## To be done
Gather all lines in the entries that include the word "qualifier".

[Records contained in a dataset]
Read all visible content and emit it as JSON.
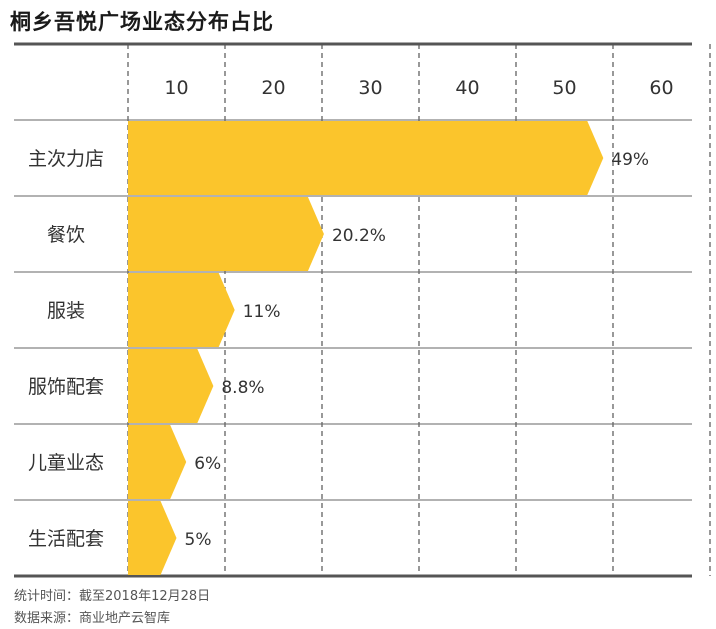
{
  "chart_title": "桐乡吾悦广场业态分布占比",
  "chart_data": {
    "type": "bar",
    "orientation": "horizontal",
    "title": "桐乡吾悦广场业态分布占比",
    "categories": [
      "主次力店",
      "餐饮",
      "服装",
      "服饰配套",
      "儿童业态",
      "生活配套"
    ],
    "values": [
      49,
      20.2,
      11,
      8.8,
      6,
      5
    ],
    "value_labels": [
      "49%",
      "20.2%",
      "11%",
      "8.8%",
      "6%",
      "5%"
    ],
    "x_ticks": [
      10,
      20,
      30,
      40,
      50,
      60
    ],
    "xlim": [
      0,
      60
    ],
    "xlabel": "",
    "ylabel": "",
    "grid": true,
    "bar_color": "#FBC52C"
  },
  "footer": {
    "date": "统计时间：截至2018年12月28日",
    "source": "数据来源：商业地产云智库"
  }
}
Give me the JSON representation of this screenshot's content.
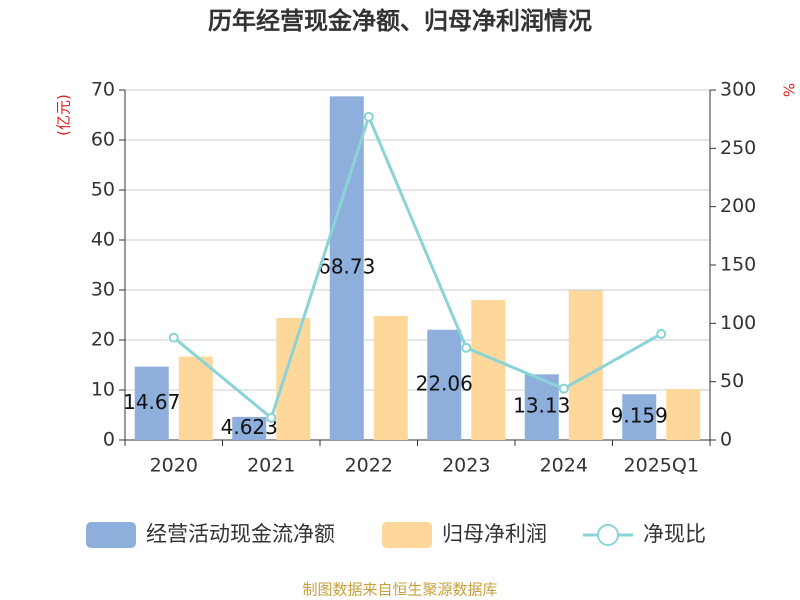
{
  "chart_data": {
    "type": "bar-line",
    "title": "历年经营现金净额、归母净利润情况",
    "y_label": "(亿元)",
    "y2_label": "%",
    "source": "制图数据来自恒生聚源数据库",
    "categories": [
      "2020",
      "2021",
      "2022",
      "2023",
      "2024",
      "2025Q1"
    ],
    "series": [
      {
        "name": "经营活动现金流净额",
        "color": "#8eaedc",
        "type": "bar",
        "values": [
          14.67,
          4.623,
          68.73,
          22.06,
          13.13,
          9.159
        ]
      },
      {
        "name": "归母净利润",
        "color": "#fdd89a",
        "type": "bar",
        "values": [
          16.7,
          24.4,
          24.8,
          28.0,
          29.9,
          10.2
        ]
      },
      {
        "name": "净现比",
        "color": "#8ad3d6",
        "type": "line",
        "axis": "y2",
        "values": [
          87.8,
          19.0,
          277.0,
          79.0,
          44.0,
          91.0
        ]
      }
    ],
    "ylim": [
      0,
      70
    ],
    "yticks": [
      0,
      10,
      20,
      30,
      40,
      50,
      60,
      70
    ],
    "y2lim": [
      0,
      300
    ],
    "y2ticks": [
      0,
      50,
      100,
      150,
      200,
      250,
      300
    ],
    "grid": true
  }
}
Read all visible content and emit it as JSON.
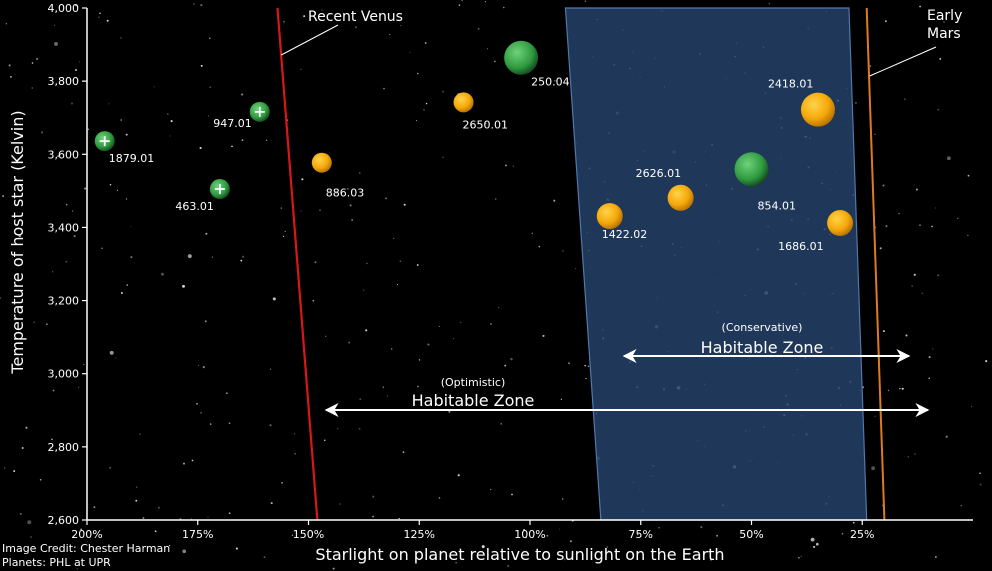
{
  "chart_data": {
    "type": "scatter",
    "xlabel": "Starlight on planet relative to sunlight on the Earth",
    "ylabel": "Temperature of host star (Kelvin)",
    "xlim": [
      2.0,
      0.0
    ],
    "ylim": [
      2600,
      4000
    ],
    "x_ticks": [
      2.0,
      1.75,
      1.5,
      1.25,
      1.0,
      0.75,
      0.5,
      0.25
    ],
    "x_tick_labels": [
      "200%",
      "175%",
      "150%",
      "125%",
      "100%",
      "75%",
      "50%",
      "25%"
    ],
    "y_ticks": [
      2600,
      2800,
      3000,
      3200,
      3400,
      3600,
      3800,
      4000
    ],
    "y_tick_labels": [
      "2,600",
      "2,800",
      "3,000",
      "3,200",
      "3,400",
      "3,600",
      "3,800",
      "4,000"
    ],
    "background": "starfield",
    "colors": {
      "orange": "#f5a80a",
      "green": "#3ea04a",
      "venus_line": "#d8161c",
      "mars_line": "#e07a20",
      "conservative_zone": "#26436b"
    },
    "points": [
      {
        "label": "1879.01",
        "x": 1.96,
        "y": 3636,
        "color": "green",
        "marker": "plus",
        "size": "small"
      },
      {
        "label": "947.01",
        "x": 1.61,
        "y": 3716,
        "color": "green",
        "marker": "plus",
        "size": "small"
      },
      {
        "label": "463.01",
        "x": 1.7,
        "y": 3505,
        "color": "green",
        "marker": "plus",
        "size": "small"
      },
      {
        "label": "886.03",
        "x": 1.47,
        "y": 3577,
        "color": "orange",
        "marker": "circle",
        "size": "small"
      },
      {
        "label": "2650.01",
        "x": 1.15,
        "y": 3742,
        "color": "orange",
        "marker": "circle",
        "size": "small"
      },
      {
        "label": "250.04",
        "x": 1.02,
        "y": 3864,
        "color": "green",
        "marker": "circle",
        "size": "large"
      },
      {
        "label": "1422.02",
        "x": 0.82,
        "y": 3431,
        "color": "orange",
        "marker": "circle",
        "size": "medium"
      },
      {
        "label": "2626.01",
        "x": 0.66,
        "y": 3481,
        "color": "orange",
        "marker": "circle",
        "size": "medium"
      },
      {
        "label": "854.01",
        "x": 0.5,
        "y": 3559,
        "color": "green",
        "marker": "circle",
        "size": "large"
      },
      {
        "label": "2418.01",
        "x": 0.35,
        "y": 3722,
        "color": "orange",
        "marker": "circle",
        "size": "large"
      },
      {
        "label": "1686.01",
        "x": 0.3,
        "y": 3412,
        "color": "orange",
        "marker": "circle",
        "size": "medium"
      }
    ],
    "boundaries": {
      "recent_venus": {
        "label": "Recent Venus",
        "x_top": 1.57,
        "x_bottom": 1.48
      },
      "early_mars": {
        "label_line1": "Early",
        "label_line2": "Mars",
        "x_top": 0.24,
        "x_bottom": 0.2
      }
    },
    "zones": {
      "conservative": {
        "qualifier": "(Conservative)",
        "label": "Habitable Zone",
        "x_left_top": 0.92,
        "x_left_bottom": 0.84,
        "x_right_top": 0.28,
        "x_right_bottom": 0.24
      },
      "optimistic": {
        "qualifier": "(Optimistic)",
        "label": "Habitable Zone"
      }
    }
  },
  "credits": {
    "image": "Image Credit: Chester Harman",
    "planets": "Planets: PHL at UPR"
  }
}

## Solution to the exercise
        "qualifier": "(Conservative)",
        "qualifier": "(Optimistic)",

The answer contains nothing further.